Look through the lines below and extract each one that contains "subtitle".

>>>>>

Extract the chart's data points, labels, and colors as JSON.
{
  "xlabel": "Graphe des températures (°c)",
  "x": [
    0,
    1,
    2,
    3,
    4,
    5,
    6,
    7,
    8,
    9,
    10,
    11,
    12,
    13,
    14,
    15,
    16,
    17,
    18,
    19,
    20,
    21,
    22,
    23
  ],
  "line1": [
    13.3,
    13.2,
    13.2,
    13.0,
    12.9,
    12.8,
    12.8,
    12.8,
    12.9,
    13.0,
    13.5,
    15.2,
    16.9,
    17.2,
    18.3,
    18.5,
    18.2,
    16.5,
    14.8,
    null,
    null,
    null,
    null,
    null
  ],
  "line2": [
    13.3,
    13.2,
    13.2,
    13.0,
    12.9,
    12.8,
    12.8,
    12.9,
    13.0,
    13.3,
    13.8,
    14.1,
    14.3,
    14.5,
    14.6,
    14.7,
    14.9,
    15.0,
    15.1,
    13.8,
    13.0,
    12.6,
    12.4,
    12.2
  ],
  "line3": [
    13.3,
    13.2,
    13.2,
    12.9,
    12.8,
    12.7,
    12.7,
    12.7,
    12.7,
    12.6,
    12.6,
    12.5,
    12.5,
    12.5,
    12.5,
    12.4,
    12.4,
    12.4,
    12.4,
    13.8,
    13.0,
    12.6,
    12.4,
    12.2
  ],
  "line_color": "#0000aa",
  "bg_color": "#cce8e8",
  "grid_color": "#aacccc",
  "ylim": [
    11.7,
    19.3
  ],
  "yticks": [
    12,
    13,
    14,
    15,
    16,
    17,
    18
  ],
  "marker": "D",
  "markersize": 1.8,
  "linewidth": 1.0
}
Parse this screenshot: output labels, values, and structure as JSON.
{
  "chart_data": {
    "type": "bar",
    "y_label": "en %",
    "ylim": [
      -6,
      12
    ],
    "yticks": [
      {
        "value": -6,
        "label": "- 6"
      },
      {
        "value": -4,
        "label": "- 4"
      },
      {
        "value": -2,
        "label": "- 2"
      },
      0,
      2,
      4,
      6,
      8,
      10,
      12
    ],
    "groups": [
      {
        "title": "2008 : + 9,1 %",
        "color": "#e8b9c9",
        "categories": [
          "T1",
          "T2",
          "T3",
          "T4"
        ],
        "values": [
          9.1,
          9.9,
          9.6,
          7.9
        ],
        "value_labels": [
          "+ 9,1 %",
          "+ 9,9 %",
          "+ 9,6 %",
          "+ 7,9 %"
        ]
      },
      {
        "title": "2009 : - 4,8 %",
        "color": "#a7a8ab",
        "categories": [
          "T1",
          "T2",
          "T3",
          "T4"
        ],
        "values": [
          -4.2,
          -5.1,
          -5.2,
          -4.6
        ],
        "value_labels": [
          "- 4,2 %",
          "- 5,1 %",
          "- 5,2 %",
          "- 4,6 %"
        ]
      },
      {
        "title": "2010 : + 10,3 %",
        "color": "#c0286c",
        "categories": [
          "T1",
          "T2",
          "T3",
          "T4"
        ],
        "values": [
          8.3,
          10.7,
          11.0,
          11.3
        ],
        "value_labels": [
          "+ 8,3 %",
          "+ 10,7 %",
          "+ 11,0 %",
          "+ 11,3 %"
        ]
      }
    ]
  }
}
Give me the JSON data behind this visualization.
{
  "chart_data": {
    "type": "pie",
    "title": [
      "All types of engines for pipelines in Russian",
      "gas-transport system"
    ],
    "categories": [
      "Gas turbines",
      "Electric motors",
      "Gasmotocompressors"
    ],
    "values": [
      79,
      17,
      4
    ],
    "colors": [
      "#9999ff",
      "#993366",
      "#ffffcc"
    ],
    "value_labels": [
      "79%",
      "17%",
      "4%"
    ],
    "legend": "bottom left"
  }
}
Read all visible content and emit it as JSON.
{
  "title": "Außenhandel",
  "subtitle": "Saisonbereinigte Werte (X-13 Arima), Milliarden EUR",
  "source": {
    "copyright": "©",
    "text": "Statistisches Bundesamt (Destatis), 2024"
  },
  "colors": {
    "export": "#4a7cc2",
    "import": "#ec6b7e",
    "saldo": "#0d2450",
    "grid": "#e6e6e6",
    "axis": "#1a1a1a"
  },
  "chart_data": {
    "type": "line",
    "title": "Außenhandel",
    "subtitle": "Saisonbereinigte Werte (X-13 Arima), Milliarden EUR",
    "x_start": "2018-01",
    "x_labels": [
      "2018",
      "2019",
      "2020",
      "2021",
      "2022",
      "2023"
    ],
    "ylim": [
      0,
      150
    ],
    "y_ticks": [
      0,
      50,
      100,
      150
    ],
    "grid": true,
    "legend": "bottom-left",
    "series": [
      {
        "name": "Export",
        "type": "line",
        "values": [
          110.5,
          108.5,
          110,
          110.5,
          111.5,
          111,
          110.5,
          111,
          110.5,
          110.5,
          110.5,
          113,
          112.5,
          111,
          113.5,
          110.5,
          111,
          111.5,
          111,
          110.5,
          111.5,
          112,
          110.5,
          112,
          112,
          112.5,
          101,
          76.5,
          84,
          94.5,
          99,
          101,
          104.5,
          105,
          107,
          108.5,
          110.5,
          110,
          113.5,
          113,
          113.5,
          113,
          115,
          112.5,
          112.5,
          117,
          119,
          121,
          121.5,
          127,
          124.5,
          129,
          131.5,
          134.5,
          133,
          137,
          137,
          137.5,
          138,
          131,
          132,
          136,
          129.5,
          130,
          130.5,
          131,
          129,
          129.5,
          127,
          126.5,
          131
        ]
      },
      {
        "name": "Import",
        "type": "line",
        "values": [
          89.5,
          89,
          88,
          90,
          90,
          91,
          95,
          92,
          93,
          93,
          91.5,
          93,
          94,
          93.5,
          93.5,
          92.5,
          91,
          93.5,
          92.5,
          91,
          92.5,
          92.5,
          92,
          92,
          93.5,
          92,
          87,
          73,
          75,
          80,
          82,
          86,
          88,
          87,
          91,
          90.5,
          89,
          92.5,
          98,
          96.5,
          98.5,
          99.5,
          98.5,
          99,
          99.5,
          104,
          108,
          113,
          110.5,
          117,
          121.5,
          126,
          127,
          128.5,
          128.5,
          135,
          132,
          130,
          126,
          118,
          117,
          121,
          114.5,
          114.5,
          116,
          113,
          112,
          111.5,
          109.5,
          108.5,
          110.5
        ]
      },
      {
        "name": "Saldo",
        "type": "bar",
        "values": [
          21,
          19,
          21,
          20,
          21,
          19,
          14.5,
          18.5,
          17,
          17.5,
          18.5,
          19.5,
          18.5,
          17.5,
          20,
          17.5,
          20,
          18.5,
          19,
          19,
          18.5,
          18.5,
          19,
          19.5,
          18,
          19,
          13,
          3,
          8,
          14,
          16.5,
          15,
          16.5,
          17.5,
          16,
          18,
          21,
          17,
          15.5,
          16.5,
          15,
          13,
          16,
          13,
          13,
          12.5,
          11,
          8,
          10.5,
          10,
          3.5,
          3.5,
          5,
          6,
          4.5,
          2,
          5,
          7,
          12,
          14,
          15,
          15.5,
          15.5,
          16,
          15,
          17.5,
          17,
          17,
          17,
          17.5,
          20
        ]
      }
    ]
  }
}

<<<<<

## COMPLETE ANSWER
  "subtitle": "Saisonbereinigte Werte (X-13 Arima), Milliarden EUR",
    "subtitle": "Saisonbereinigte Werte (X-13 Arima), Milliarden EUR",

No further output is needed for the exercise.